▶ [Problem set]:
- A) In the file system text, what verifies file integrity?
- B) Duplicate the part of the file system text that begins at the words "Sila's file system" and stops after the words "AI integration capabilities.".
- C) Decide whether each statement agrees with the file system text. Answer yes or no for each and quote the words from the text that decide it. (i) Large files are served by streaming. (ii) Cleanup of unreferenced files is already supported. (iii) Test files are kept in packages/tests/assets/.

▶ [Given text]:
◆ ◆ ◆ ◆ ◆ ◆ ◆
Performance Considerations

Memory Management

  • Lazy Loading: File metadata loaded only when needed
  • Caching: Resolved file info cached in client state
  • Streaming: Large files served via streaming (range requests)

Network Optimization

  • Reference-Based: Only file references sent in messages
  • Deduplication: Identical files stored once
  • Compression: Images optimized for size/quality balance

Storage Efficiency

  • Content Addressing: Automatic deduplication by hash
  • Metadata Separation: File metadata separate from content
  • Garbage Collection: Future support for unreferenced file cleanup

Security

File Validation

  • Content-Based Detection: Files validated by content, not just extension
  • Binary Signature Checking: Common binary formats detected and rejected
  • Size Limits: Large files may be truncated or rejected

Access Control

  • Space Isolation: Files isolated by workspace
  • Hash Validation: File integrity verified by SHA-256
  • Protocol Security: Custom protocol validates all requests

Future Enhancements

Planned Features

  • File Search: Search within file content and metadata
  • File Sharing: Share files between workspaces
  • Version Control: File versioning and history
  • Advanced Gallery: Multi-file navigation and zoom controls
  • Thumbnail Generation: Automatic thumbnail creation for images

Performance Improvements

  • Background Processing: File processing in background threads
  • Progressive Loading: Low-res previews before full resolution
  • Smart Caching: Intelligent cache invalidation and prefetching

Testing

Test Coverage

  • Unit Tests: File processing functions, content detection
  • Integration Tests: Complete workflow from upload to AI processing
  • Performance Tests: Memory usage, loading times, file size limits
  • Edge Cases: Binary files with text extensions, empty files, large files

Test Assets

Test files stored in packages/tests/assets/:

  • Images: Various formats for testing image processing
  • Text Files: Different languages and formats
  • Binary Files: For testing rejection logic

Conclusion

Sila's file system provides a robust, scalable foundation for file handling across the application. The combination of CAS storage, logical organization, and reference-based access ensures efficient file management while maintaining excellent user experience and AI integration capabilities.
◆ ◆ ◆ ◆ ◆ ◆ ◆
▶ [Data to examine]:
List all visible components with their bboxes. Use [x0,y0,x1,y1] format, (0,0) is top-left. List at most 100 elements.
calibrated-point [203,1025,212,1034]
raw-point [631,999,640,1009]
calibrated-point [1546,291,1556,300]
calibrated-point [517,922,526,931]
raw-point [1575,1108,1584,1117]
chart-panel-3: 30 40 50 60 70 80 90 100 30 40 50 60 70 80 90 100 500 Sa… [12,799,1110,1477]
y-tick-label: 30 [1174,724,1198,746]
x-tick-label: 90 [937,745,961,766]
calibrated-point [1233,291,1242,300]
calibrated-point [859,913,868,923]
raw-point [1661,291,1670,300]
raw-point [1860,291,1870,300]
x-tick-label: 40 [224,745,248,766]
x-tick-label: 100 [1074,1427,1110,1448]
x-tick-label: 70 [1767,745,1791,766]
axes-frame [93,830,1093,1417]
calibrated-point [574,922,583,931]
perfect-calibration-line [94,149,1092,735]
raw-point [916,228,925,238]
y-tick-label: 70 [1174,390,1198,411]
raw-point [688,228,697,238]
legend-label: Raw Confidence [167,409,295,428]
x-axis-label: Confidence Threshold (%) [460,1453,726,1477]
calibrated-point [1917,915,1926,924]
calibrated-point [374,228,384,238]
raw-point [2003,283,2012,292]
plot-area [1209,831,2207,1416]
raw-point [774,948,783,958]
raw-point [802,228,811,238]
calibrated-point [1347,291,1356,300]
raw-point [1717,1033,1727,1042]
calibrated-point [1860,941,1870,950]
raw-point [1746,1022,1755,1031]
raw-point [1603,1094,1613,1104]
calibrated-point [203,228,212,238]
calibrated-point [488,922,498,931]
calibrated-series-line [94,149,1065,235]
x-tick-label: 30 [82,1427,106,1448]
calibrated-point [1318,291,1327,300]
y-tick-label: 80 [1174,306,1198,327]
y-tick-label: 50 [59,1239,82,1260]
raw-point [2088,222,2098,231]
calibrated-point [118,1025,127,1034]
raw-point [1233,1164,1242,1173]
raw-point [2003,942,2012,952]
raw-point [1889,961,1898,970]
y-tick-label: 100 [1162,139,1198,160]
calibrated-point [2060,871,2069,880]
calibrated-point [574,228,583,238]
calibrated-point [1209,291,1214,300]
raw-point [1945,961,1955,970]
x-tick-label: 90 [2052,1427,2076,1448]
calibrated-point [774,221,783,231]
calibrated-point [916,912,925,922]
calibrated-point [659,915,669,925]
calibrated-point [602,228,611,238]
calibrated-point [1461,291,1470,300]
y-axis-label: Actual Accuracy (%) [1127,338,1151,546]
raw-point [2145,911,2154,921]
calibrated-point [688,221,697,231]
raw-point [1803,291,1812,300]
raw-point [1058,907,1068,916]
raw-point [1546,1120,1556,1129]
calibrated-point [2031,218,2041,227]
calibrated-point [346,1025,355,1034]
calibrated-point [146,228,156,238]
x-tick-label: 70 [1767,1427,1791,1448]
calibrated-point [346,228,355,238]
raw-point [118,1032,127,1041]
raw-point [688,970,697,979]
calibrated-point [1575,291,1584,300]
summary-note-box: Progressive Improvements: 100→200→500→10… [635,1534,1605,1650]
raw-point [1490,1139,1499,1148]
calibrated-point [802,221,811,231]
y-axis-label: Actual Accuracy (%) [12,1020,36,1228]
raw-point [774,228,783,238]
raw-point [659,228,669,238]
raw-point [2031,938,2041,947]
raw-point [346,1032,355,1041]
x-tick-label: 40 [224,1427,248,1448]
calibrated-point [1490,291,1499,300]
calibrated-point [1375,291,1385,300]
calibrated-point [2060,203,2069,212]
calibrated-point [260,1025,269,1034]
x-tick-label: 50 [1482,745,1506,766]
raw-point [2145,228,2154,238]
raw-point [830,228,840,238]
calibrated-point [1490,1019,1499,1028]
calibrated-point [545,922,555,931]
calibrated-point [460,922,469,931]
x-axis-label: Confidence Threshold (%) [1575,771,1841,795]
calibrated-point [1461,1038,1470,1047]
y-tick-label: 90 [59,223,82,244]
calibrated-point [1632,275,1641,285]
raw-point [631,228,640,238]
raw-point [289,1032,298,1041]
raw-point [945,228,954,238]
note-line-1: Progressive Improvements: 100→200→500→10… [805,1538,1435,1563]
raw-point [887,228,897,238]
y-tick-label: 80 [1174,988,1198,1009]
◆ ◆ ◆ ◆ ◆ ◆ ◆
▶ [Results]:
- A) SHA-256 verifies file integrity.

- B)
Sila's file system provides a robust, scalable foundation for file handling across the application. The combination of CAS storage, logical organization, and reference-based access ensures efficient file management while maintaining excellent user experience and AI integration capabilities.

- C)
(i) Yes: "Large files served via streaming (range requests)"
(ii) No: "Garbage Collection: Future support for unreferenced file cleanup"
(iii) Yes: "Test files stored in packages/tests/assets/"